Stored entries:
========================================

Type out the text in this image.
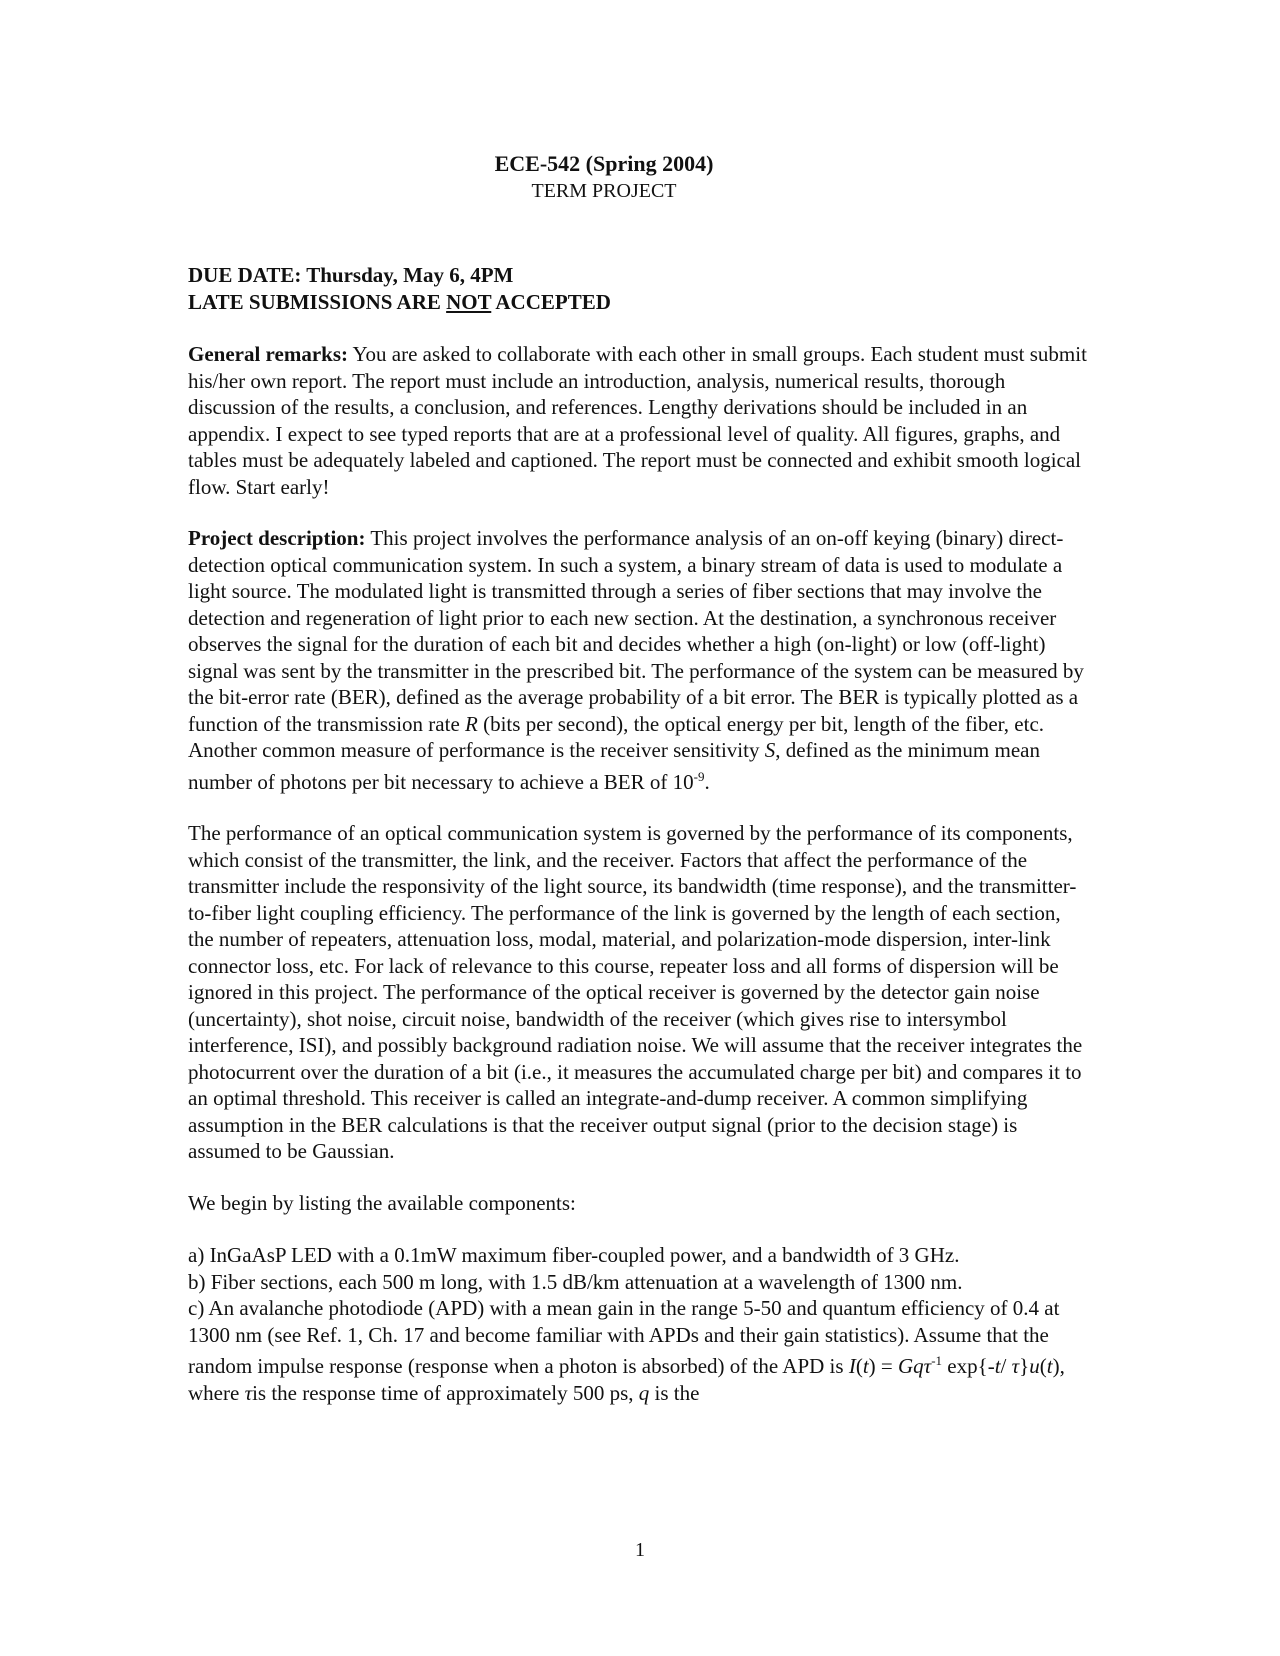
ECE-542 (Spring 2004)

TERM PROJECT

DUE DATE: Thursday, May 6, 4PM
LATE SUBMISSIONS ARE NOT ACCEPTED

General remarks: You are asked to collaborate with each other in small groups. Each student must submit his/her own report. The report must include an introduction, analysis, numerical results, thorough discussion of the results, a conclusion, and references. Lengthy derivations should be included in an appendix. I expect to see typed reports that are at a professional level of quality. All figures, graphs, and tables must be adequately labeled and captioned. The report must be connected and exhibit smooth logical flow. Start early!

Project description: This project involves the performance analysis of an on-off keying (binary) direct-detection optical communication system. In such a system, a binary stream of data is used to modulate a light source. The modulated light is transmitted through a series of fiber sections that may involve the detection and regeneration of light prior to each new section. At the destination, a synchronous receiver observes the signal for the duration of each bit and decides whether a high (on-light) or low (off-light) signal was sent by the transmitter in the prescribed bit. The performance of the system can be measured by the bit-error rate (BER), defined as the average probability of a bit error. The BER is typically plotted as a function of the transmission rate R (bits per second), the optical energy per bit, length of the fiber, etc. Another common measure of performance is the receiver sensitivity S, defined as the minimum mean number of photons per bit necessary to achieve a BER of $10^{-9}$.

The performance of an optical communication system is governed by the performance of its components, which consist of the transmitter, the link, and the receiver. Factors that affect the performance of the transmitter include the responsivity of the light source, its bandwidth (time response), and the transmitter-to-fiber light coupling efficiency. The performance of the link is governed by the length of each section, the number of repeaters, attenuation loss, modal, material, and polarization-mode dispersion, inter-link connector loss, etc. For lack of relevance to this course, repeater loss and all forms of dispersion will be ignored in this project. The performance of the optical receiver is governed by the detector gain noise (uncertainty), shot noise, circuit noise, bandwidth of the receiver (which gives rise to intersymbol interference, ISI), and possibly background radiation noise. We will assume that the receiver integrates the photocurrent over the duration of a bit (i.e., it measures the accumulated charge per bit) and compares it to an optimal threshold. This receiver is called an integrate-and-dump receiver. A common simplifying assumption in the BER calculations is that the receiver output signal (prior to the decision stage) is assumed to be Gaussian.

We begin by listing the available components:

a) InGaAsP LED with a 0.1mW maximum fiber-coupled power, and a bandwidth of 3 GHz.

b) Fiber sections, each 500 m long, with 1.5 dB/km attenuation at a wavelength of 1300 nm.

c) An avalanche photodiode (APD) with a mean gain in the range 5-50 and quantum efficiency of 0.4 at 1300 nm (see Ref. 1, Ch. 17 and become familiar with APDs and their gain statistics). Assume that the random impulse response (response when a photon is absorbed) of the APD is I(t) = Gqτ$^{-1}$ exp{-t/ τ}u(t), where τis the response time of approximately 500 ps, q is the

1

========================================

- _GIVEN REQUEST_
Print the whole listing above once more, word for word, without its pictures.

- _ANSWER TO THE TASK_
Type out the text in this image.
ECE-542 (Spring 2004)

TERM PROJECT

DUE DATE: Thursday, May 6, 4PM
LATE SUBMISSIONS ARE NOT ACCEPTED

General remarks: You are asked to collaborate with each other in small groups. Each student must submit his/her own report. The report must include an introduction, analysis, numerical results, thorough discussion of the results, a conclusion, and references. Lengthy derivations should be included in an appendix. I expect to see typed reports that are at a professional level of quality. All figures, graphs, and tables must be adequately labeled and captioned. The report must be connected and exhibit smooth logical flow. Start early!

Project description: This project involves the performance analysis of an on-off keying (binary) direct-detection optical communication system. In such a system, a binary stream of data is used to modulate a light source. The modulated light is transmitted through a series of fiber sections that may involve the detection and regeneration of light prior to each new section. At the destination, a synchronous receiver observes the signal for the duration of each bit and decides whether a high (on-light) or low (off-light) signal was sent by the transmitter in the prescribed bit. The performance of the system can be measured by the bit-error rate (BER), defined as the average probability of a bit error. The BER is typically plotted as a function of the transmission rate R (bits per second), the optical energy per bit, length of the fiber, etc. Another common measure of performance is the receiver sensitivity S, defined as the minimum mean number of photons per bit necessary to achieve a BER of $10^{-9}$.

The performance of an optical communication system is governed by the performance of its components, which consist of the transmitter, the link, and the receiver. Factors that affect the performance of the transmitter include the responsivity of the light source, its bandwidth (time response), and the transmitter-to-fiber light coupling efficiency. The performance of the link is governed by the length of each section, the number of repeaters, attenuation loss, modal, material, and polarization-mode dispersion, inter-link connector loss, etc. For lack of relevance to this course, repeater loss and all forms of dispersion will be ignored in this project. The performance of the optical receiver is governed by the detector gain noise (uncertainty), shot noise, circuit noise, bandwidth of the receiver (which gives rise to intersymbol interference, ISI), and possibly background radiation noise. We will assume that the receiver integrates the photocurrent over the duration of a bit (i.e., it measures the accumulated charge per bit) and compares it to an optimal threshold. This receiver is called an integrate-and-dump receiver. A common simplifying assumption in the BER calculations is that the receiver output signal (prior to the decision stage) is assumed to be Gaussian.

We begin by listing the available components:

a) InGaAsP LED with a 0.1mW maximum fiber-coupled power, and a bandwidth of 3 GHz.

b) Fiber sections, each 500 m long, with 1.5 dB/km attenuation at a wavelength of 1300 nm.

c) An avalanche photodiode (APD) with a mean gain in the range 5-50 and quantum efficiency of 0.4 at 1300 nm (see Ref. 1, Ch. 17 and become familiar with APDs and their gain statistics). Assume that the random impulse response (response when a photon is absorbed) of the APD is I(t) = Gqτ$^{-1}$ exp{-t/ τ}u(t), where τis the response time of approximately 500 ps, q is the

1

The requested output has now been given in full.